'''

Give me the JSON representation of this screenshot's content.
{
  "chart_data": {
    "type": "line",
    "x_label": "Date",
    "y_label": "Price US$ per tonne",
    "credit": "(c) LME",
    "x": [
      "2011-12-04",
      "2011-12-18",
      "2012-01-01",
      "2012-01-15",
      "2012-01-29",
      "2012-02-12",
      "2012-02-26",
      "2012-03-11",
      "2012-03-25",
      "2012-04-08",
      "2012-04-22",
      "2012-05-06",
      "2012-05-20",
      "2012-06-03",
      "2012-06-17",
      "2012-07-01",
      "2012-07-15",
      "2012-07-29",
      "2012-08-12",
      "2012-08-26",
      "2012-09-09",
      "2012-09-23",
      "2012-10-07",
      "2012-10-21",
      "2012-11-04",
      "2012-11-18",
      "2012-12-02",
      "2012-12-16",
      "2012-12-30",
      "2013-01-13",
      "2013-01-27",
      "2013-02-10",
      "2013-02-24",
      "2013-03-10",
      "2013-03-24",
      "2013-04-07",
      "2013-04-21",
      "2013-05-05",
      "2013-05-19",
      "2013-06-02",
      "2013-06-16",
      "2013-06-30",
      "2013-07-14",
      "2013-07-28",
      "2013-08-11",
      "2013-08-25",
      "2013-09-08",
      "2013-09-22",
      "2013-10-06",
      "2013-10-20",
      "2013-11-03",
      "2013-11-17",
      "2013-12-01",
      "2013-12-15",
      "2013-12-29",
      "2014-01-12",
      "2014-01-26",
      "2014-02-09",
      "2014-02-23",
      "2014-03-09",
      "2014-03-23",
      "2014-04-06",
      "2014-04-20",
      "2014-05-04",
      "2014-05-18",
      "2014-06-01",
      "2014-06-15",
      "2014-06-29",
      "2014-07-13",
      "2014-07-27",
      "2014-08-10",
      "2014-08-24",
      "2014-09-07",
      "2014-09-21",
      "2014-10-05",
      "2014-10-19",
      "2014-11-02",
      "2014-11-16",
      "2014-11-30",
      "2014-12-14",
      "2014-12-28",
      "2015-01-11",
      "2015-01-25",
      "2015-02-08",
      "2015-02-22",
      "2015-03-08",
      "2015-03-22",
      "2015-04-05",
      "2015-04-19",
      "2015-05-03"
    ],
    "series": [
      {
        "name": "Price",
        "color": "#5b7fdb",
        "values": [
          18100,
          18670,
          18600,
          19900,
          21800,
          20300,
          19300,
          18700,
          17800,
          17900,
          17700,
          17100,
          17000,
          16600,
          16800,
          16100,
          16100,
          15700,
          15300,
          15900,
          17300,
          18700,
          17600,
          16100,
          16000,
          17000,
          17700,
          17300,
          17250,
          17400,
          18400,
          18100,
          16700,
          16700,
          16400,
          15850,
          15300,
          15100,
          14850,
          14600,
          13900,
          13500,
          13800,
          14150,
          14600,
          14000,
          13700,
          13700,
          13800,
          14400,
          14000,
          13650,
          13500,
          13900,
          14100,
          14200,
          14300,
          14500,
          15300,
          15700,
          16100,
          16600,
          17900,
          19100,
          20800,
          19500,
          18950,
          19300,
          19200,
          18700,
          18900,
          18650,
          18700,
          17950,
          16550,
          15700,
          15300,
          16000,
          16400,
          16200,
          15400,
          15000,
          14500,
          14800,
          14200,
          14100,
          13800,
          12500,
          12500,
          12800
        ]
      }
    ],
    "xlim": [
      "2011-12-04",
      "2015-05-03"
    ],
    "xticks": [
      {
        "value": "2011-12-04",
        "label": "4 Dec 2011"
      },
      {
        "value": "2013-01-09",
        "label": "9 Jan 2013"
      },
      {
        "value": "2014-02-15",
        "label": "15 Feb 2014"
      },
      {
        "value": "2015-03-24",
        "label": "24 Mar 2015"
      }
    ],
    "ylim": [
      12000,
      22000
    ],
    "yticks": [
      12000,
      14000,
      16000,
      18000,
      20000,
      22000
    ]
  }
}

'''

DIRECTIONS FOR THIS TASK: What is the number of lines in the listing above that contain the string "Price"? Give only the number.

RESPONSE TO THIS EXERCISE: 2